# What you are asked to do:
Return all of the entries word for word, but omit the pictures they contain.

[start Supplied information]

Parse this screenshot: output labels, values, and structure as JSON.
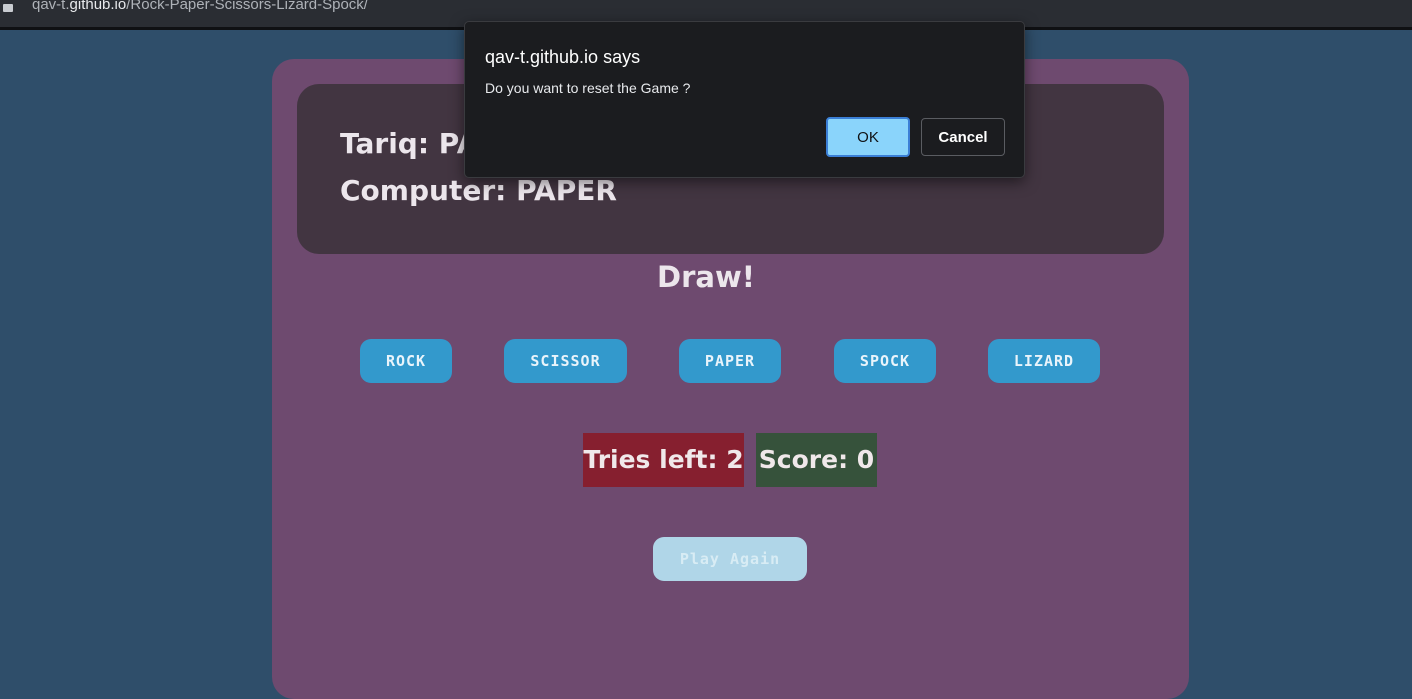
{
  "browser": {
    "url_prefix": "qav-t.",
    "url_host": "github.io",
    "url_path": "/Rock-Paper-Scissors-Lizard-Spock/"
  },
  "game": {
    "player_line": "Tariq: PA",
    "computer_line": "Computer: PAPER",
    "result": "Draw!",
    "moves": {
      "rock": "ROCK",
      "scissor": "SCISSOR",
      "paper": "PAPER",
      "spock": "SPOCK",
      "lizard": "LIZARD"
    },
    "tries_left": "Tries left: 2",
    "score": "Score: 0",
    "play_again": "Play Again"
  },
  "dialog": {
    "title": "qav-t.github.io says",
    "message": "Do you want to reset the Game ?",
    "ok": "OK",
    "cancel": "Cancel"
  },
  "colors": {
    "background": "#2f4e6a",
    "card": "#6e4a6f",
    "move_button": "#3399cc",
    "tries_badge": "#861f2f",
    "score_badge": "#36523b"
  }
}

[end Supplied information]

# Finished exercise:
Parse this screenshot: output labels, values, and structure as JSON.
{
  "browser": {
    "url_prefix": "qav-t.",
    "url_host": "github.io",
    "url_path": "/Rock-Paper-Scissors-Lizard-Spock/"
  },
  "game": {
    "player_line": "Tariq: PA",
    "computer_line": "Computer: PAPER",
    "result": "Draw!",
    "moves": {
      "rock": "ROCK",
      "scissor": "SCISSOR",
      "paper": "PAPER",
      "spock": "SPOCK",
      "lizard": "LIZARD"
    },
    "tries_left": "Tries left: 2",
    "score": "Score: 0",
    "play_again": "Play Again"
  },
  "dialog": {
    "title": "qav-t.github.io says",
    "message": "Do you want to reset the Game ?",
    "ok": "OK",
    "cancel": "Cancel"
  },
  "colors": {
    "background": "#2f4e6a",
    "card": "#6e4a6f",
    "move_button": "#3399cc",
    "tries_badge": "#861f2f",
    "score_badge": "#36523b"
  }
}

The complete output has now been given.